BEGIN DATA FOR THIS EXERCISE

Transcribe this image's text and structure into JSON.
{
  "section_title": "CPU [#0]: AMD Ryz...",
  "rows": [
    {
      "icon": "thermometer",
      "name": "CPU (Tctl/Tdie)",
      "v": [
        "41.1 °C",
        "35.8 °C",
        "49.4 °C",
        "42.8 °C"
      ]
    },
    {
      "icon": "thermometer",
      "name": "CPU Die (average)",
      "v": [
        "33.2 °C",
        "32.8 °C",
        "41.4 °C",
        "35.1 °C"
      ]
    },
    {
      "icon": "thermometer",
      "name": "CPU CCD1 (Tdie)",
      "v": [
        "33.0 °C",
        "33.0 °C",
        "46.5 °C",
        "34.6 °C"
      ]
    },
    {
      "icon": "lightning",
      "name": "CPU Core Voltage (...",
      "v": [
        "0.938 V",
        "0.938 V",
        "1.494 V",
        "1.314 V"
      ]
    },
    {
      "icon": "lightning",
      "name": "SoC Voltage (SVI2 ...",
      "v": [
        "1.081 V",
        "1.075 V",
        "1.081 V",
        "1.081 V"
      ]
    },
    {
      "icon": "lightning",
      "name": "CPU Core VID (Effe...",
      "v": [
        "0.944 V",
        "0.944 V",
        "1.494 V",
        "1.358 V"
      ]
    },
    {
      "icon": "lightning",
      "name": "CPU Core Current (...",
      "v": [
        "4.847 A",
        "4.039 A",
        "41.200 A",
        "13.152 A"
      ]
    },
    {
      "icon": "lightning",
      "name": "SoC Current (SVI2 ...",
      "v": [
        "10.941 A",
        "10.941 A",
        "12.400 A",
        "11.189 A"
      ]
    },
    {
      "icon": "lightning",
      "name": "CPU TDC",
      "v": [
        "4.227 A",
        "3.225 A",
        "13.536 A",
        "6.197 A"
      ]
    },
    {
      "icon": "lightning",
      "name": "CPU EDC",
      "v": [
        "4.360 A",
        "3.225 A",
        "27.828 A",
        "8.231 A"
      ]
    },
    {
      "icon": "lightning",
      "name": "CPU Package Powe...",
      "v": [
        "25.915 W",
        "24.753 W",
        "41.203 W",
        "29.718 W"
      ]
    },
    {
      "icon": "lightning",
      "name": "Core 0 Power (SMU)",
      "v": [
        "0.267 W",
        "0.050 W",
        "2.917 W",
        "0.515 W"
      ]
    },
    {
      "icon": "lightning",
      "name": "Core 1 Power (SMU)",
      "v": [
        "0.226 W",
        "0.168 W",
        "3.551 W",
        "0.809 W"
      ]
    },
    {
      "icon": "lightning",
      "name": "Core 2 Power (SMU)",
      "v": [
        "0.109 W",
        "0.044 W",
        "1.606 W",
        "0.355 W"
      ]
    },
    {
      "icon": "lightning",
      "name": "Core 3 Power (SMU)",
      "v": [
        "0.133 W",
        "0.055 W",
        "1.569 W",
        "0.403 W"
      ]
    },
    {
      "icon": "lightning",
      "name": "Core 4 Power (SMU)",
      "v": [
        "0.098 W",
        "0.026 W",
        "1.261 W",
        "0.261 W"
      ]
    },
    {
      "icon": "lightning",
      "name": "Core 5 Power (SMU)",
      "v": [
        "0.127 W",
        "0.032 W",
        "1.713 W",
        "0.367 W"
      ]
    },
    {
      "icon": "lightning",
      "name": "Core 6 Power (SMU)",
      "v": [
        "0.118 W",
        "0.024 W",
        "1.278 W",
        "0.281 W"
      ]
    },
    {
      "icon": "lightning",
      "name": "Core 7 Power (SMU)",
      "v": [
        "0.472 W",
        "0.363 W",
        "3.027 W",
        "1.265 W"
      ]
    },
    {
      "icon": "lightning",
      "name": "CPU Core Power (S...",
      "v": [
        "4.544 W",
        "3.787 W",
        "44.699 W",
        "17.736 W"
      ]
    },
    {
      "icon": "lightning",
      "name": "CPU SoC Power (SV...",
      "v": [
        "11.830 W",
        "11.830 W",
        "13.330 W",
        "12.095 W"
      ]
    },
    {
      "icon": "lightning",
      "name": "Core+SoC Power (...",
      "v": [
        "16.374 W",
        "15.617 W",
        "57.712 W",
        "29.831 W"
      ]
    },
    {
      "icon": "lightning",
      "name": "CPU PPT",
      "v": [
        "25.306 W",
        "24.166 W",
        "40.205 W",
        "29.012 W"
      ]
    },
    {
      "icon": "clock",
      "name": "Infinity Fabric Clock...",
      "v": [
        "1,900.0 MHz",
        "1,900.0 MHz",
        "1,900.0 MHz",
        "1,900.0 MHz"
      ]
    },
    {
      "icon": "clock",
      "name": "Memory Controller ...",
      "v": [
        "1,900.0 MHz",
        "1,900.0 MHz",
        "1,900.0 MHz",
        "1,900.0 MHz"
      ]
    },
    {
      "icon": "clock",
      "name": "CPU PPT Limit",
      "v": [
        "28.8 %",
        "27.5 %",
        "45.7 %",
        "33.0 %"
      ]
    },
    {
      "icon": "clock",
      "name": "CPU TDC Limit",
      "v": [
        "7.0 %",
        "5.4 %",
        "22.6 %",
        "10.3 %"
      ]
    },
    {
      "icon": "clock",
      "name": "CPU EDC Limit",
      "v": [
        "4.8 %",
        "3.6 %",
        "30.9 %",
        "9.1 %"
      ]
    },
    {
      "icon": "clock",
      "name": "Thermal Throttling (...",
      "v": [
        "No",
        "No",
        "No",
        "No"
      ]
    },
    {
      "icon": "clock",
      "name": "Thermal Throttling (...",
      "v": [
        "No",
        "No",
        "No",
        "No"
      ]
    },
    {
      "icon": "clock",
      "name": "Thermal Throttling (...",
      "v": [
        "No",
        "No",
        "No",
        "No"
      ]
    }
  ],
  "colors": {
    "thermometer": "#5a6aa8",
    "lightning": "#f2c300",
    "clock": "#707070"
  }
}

END DATA FOR THIS EXERCISE

EXERCISE PROMPT ::
Each entry above is to be quoted exactly.

OUTPUT FOR THIS TASK ::
Transcribe this image's text and structure into JSON.
{
  "section_title": "CPU [#0]: AMD Ryz...",
  "rows": [
    {
      "icon": "thermometer",
      "name": "CPU (Tctl/Tdie)",
      "v": [
        "41.1 °C",
        "35.8 °C",
        "49.4 °C",
        "42.8 °C"
      ]
    },
    {
      "icon": "thermometer",
      "name": "CPU Die (average)",
      "v": [
        "33.2 °C",
        "32.8 °C",
        "41.4 °C",
        "35.1 °C"
      ]
    },
    {
      "icon": "thermometer",
      "name": "CPU CCD1 (Tdie)",
      "v": [
        "33.0 °C",
        "33.0 °C",
        "46.5 °C",
        "34.6 °C"
      ]
    },
    {
      "icon": "lightning",
      "name": "CPU Core Voltage (...",
      "v": [
        "0.938 V",
        "0.938 V",
        "1.494 V",
        "1.314 V"
      ]
    },
    {
      "icon": "lightning",
      "name": "SoC Voltage (SVI2 ...",
      "v": [
        "1.081 V",
        "1.075 V",
        "1.081 V",
        "1.081 V"
      ]
    },
    {
      "icon": "lightning",
      "name": "CPU Core VID (Effe...",
      "v": [
        "0.944 V",
        "0.944 V",
        "1.494 V",
        "1.358 V"
      ]
    },
    {
      "icon": "lightning",
      "name": "CPU Core Current (...",
      "v": [
        "4.847 A",
        "4.039 A",
        "41.200 A",
        "13.152 A"
      ]
    },
    {
      "icon": "lightning",
      "name": "SoC Current (SVI2 ...",
      "v": [
        "10.941 A",
        "10.941 A",
        "12.400 A",
        "11.189 A"
      ]
    },
    {
      "icon": "lightning",
      "name": "CPU TDC",
      "v": [
        "4.227 A",
        "3.225 A",
        "13.536 A",
        "6.197 A"
      ]
    },
    {
      "icon": "lightning",
      "name": "CPU EDC",
      "v": [
        "4.360 A",
        "3.225 A",
        "27.828 A",
        "8.231 A"
      ]
    },
    {
      "icon": "lightning",
      "name": "CPU Package Powe...",
      "v": [
        "25.915 W",
        "24.753 W",
        "41.203 W",
        "29.718 W"
      ]
    },
    {
      "icon": "lightning",
      "name": "Core 0 Power (SMU)",
      "v": [
        "0.267 W",
        "0.050 W",
        "2.917 W",
        "0.515 W"
      ]
    },
    {
      "icon": "lightning",
      "name": "Core 1 Power (SMU)",
      "v": [
        "0.226 W",
        "0.168 W",
        "3.551 W",
        "0.809 W"
      ]
    },
    {
      "icon": "lightning",
      "name": "Core 2 Power (SMU)",
      "v": [
        "0.109 W",
        "0.044 W",
        "1.606 W",
        "0.355 W"
      ]
    },
    {
      "icon": "lightning",
      "name": "Core 3 Power (SMU)",
      "v": [
        "0.133 W",
        "0.055 W",
        "1.569 W",
        "0.403 W"
      ]
    },
    {
      "icon": "lightning",
      "name": "Core 4 Power (SMU)",
      "v": [
        "0.098 W",
        "0.026 W",
        "1.261 W",
        "0.261 W"
      ]
    },
    {
      "icon": "lightning",
      "name": "Core 5 Power (SMU)",
      "v": [
        "0.127 W",
        "0.032 W",
        "1.713 W",
        "0.367 W"
      ]
    },
    {
      "icon": "lightning",
      "name": "Core 6 Power (SMU)",
      "v": [
        "0.118 W",
        "0.024 W",
        "1.278 W",
        "0.281 W"
      ]
    },
    {
      "icon": "lightning",
      "name": "Core 7 Power (SMU)",
      "v": [
        "0.472 W",
        "0.363 W",
        "3.027 W",
        "1.265 W"
      ]
    },
    {
      "icon": "lightning",
      "name": "CPU Core Power (S...",
      "v": [
        "4.544 W",
        "3.787 W",
        "44.699 W",
        "17.736 W"
      ]
    },
    {
      "icon": "lightning",
      "name": "CPU SoC Power (SV...",
      "v": [
        "11.830 W",
        "11.830 W",
        "13.330 W",
        "12.095 W"
      ]
    },
    {
      "icon": "lightning",
      "name": "Core+SoC Power (...",
      "v": [
        "16.374 W",
        "15.617 W",
        "57.712 W",
        "29.831 W"
      ]
    },
    {
      "icon": "lightning",
      "name": "CPU PPT",
      "v": [
        "25.306 W",
        "24.166 W",
        "40.205 W",
        "29.012 W"
      ]
    },
    {
      "icon": "clock",
      "name": "Infinity Fabric Clock...",
      "v": [
        "1,900.0 MHz",
        "1,900.0 MHz",
        "1,900.0 MHz",
        "1,900.0 MHz"
      ]
    },
    {
      "icon": "clock",
      "name": "Memory Controller ...",
      "v": [
        "1,900.0 MHz",
        "1,900.0 MHz",
        "1,900.0 MHz",
        "1,900.0 MHz"
      ]
    },
    {
      "icon": "clock",
      "name": "CPU PPT Limit",
      "v": [
        "28.8 %",
        "27.5 %",
        "45.7 %",
        "33.0 %"
      ]
    },
    {
      "icon": "clock",
      "name": "CPU TDC Limit",
      "v": [
        "7.0 %",
        "5.4 %",
        "22.6 %",
        "10.3 %"
      ]
    },
    {
      "icon": "clock",
      "name": "CPU EDC Limit",
      "v": [
        "4.8 %",
        "3.6 %",
        "30.9 %",
        "9.1 %"
      ]
    },
    {
      "icon": "clock",
      "name": "Thermal Throttling (...",
      "v": [
        "No",
        "No",
        "No",
        "No"
      ]
    },
    {
      "icon": "clock",
      "name": "Thermal Throttling (...",
      "v": [
        "No",
        "No",
        "No",
        "No"
      ]
    },
    {
      "icon": "clock",
      "name": "Thermal Throttling (...",
      "v": [
        "No",
        "No",
        "No",
        "No"
      ]
    }
  ],
  "colors": {
    "thermometer": "#5a6aa8",
    "lightning": "#f2c300",
    "clock": "#707070"
  }
}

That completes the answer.